**Material**

%%

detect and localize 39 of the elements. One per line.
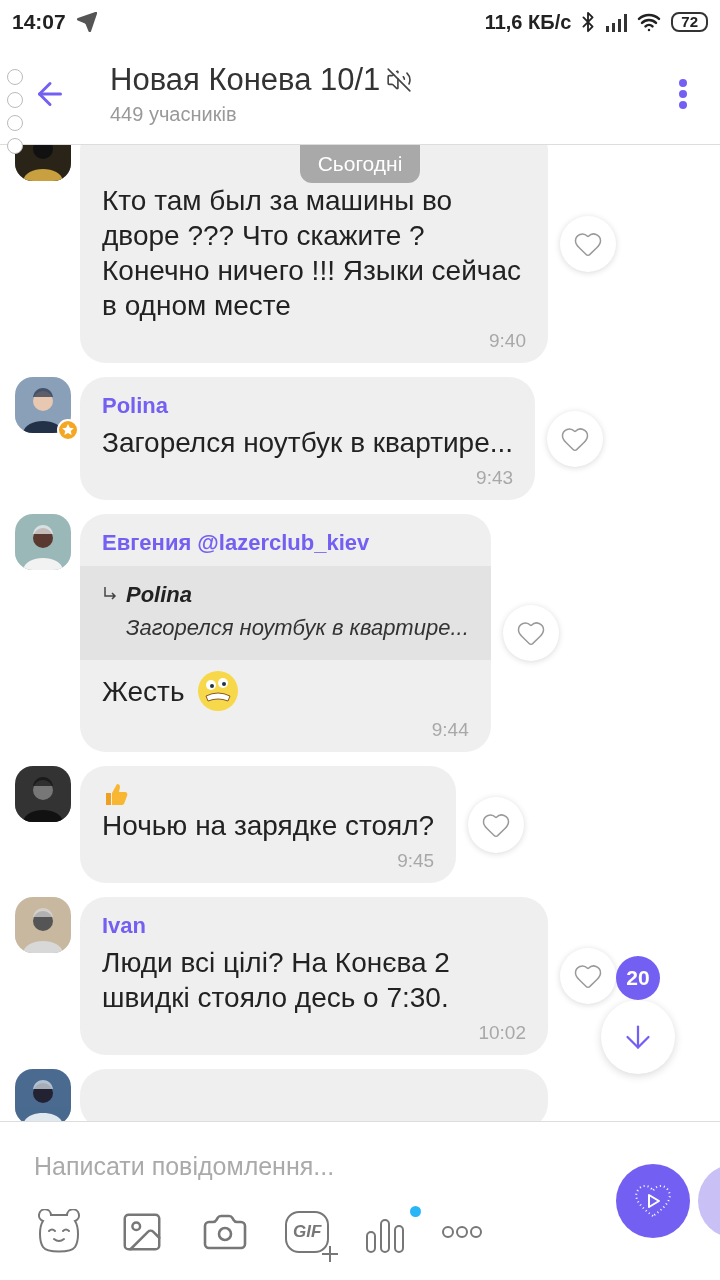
sender-name: Polina	[101, 392, 169, 420]
reply-arrow-icon	[102, 586, 118, 602]
message-input[interactable]: Написати повідомлення...	[20, 1142, 580, 1190]
message-time: 9:44	[431, 718, 469, 742]
message-time: 9:45	[397, 849, 435, 873]
more-icon[interactable]	[441, 1225, 484, 1239]
quoted-text: Загорелся ноутбук в квартире...	[126, 614, 469, 642]
message-time: 9:43	[476, 466, 514, 490]
gif-button[interactable]: GIF	[285, 1211, 330, 1253]
like-button[interactable]	[560, 216, 616, 272]
member-count: 449 учасників	[110, 102, 238, 127]
plus-icon	[321, 1244, 340, 1263]
emoji-icon	[196, 670, 239, 712]
battery-indicator: 72	[671, 12, 708, 32]
scroll-down-button[interactable]	[601, 1000, 675, 1074]
message-text: Жесть	[102, 674, 185, 709]
like-button[interactable]	[547, 410, 604, 467]
paper-plane-icon	[75, 11, 98, 33]
unread-count-badge: 20	[616, 956, 660, 1000]
message-text: Люди всі цілі? На Конєва 2 швидкі стояло десь о 7:30.	[102, 946, 451, 1015]
date-label: Сьогодні	[300, 145, 420, 183]
like-button[interactable]	[502, 605, 559, 661]
message-text: Загорелся ноутбук в квартире...	[102, 426, 514, 460]
like-button[interactable]	[560, 948, 616, 1004]
message-time: 10:02	[478, 1021, 526, 1045]
clock-time: 14:07	[12, 9, 66, 36]
message-time: 9:40	[489, 329, 526, 353]
sender-name: Евгения @lazerclub_kiev	[101, 529, 371, 557]
quoted-sender: Polina	[126, 581, 193, 609]
message-text: Кто там был за машины во дворе ??? Что скажите ? Конечно ничего !!! Языки сейчас в одном месте	[102, 184, 522, 323]
sticker-bear-icon[interactable]	[35, 1209, 83, 1255]
chat-title: Новая Конева 10/1	[110, 61, 381, 99]
network-speed: 11,6 КБ/с	[484, 10, 572, 35]
message-text: Ночью на зарядке стоял?	[102, 809, 435, 843]
heart-play-icon	[632, 1182, 674, 1220]
sender-name: Ivan	[101, 912, 148, 940]
accessibility-handle[interactable]	[7, 69, 23, 154]
like-button[interactable]	[468, 796, 525, 853]
kebab-menu-icon	[678, 78, 688, 110]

%%

**Prompt**
Reproduce every line of the records above word for word, leaving out the pictures.

**Worked answer**
detect and localize 39 of the elements. One per line.
sender-name: Polina	[101, 392, 169, 420]
reply-arrow-icon	[102, 586, 118, 602]
message-input[interactable]: Написати повідомлення...	[20, 1142, 580, 1190]
message-time: 9:44	[431, 718, 469, 742]
message-time: 9:45	[397, 849, 435, 873]
more-icon[interactable]	[441, 1225, 484, 1239]
quoted-text: Загорелся ноутбук в квартире...	[126, 614, 469, 642]
message-time: 9:43	[476, 466, 514, 490]
gif-button[interactable]: GIF	[285, 1211, 330, 1253]
like-button[interactable]	[560, 216, 616, 272]
member-count: 449 учасників	[110, 102, 238, 127]
plus-icon	[321, 1244, 340, 1263]
emoji-icon	[196, 670, 239, 712]
battery-indicator: 72	[671, 12, 708, 32]
scroll-down-button[interactable]	[601, 1000, 675, 1074]
message-text: Жесть	[102, 674, 185, 709]
like-button[interactable]	[547, 410, 604, 467]
paper-plane-icon	[75, 11, 98, 33]
unread-count-badge: 20	[616, 956, 660, 1000]
message-text: Люди всі цілі? На Конєва 2 швидкі стояло десь о 7:30.	[102, 946, 451, 1015]
date-label: Сьогодні	[300, 145, 420, 183]
like-button[interactable]	[502, 605, 559, 661]
message-text: Загорелся ноутбук в квартире...	[102, 426, 514, 460]
like-button[interactable]	[560, 948, 616, 1004]
message-time: 10:02	[478, 1021, 526, 1045]
clock-time: 14:07	[12, 9, 66, 36]
message-time: 9:40	[489, 329, 526, 353]
sender-name: Евгения @lazerclub_kiev	[101, 529, 371, 557]
quoted-sender: Polina	[126, 581, 193, 609]
message-text: Кто там был за машины во дворе ??? Что скажите ? Конечно ничего !!! Языки сейчас в одном месте	[102, 184, 522, 323]
sticker-bear-icon[interactable]	[35, 1209, 83, 1255]
chat-title: Новая Конева 10/1	[110, 61, 381, 99]
network-speed: 11,6 КБ/с	[484, 10, 572, 35]
message-text: Ночью на зарядке стоял?	[102, 809, 435, 843]
heart-play-icon	[632, 1182, 674, 1220]
sender-name: Ivan	[101, 912, 148, 940]
accessibility-handle[interactable]	[7, 69, 23, 154]
like-button[interactable]	[468, 796, 525, 853]
kebab-menu-icon	[678, 78, 688, 110]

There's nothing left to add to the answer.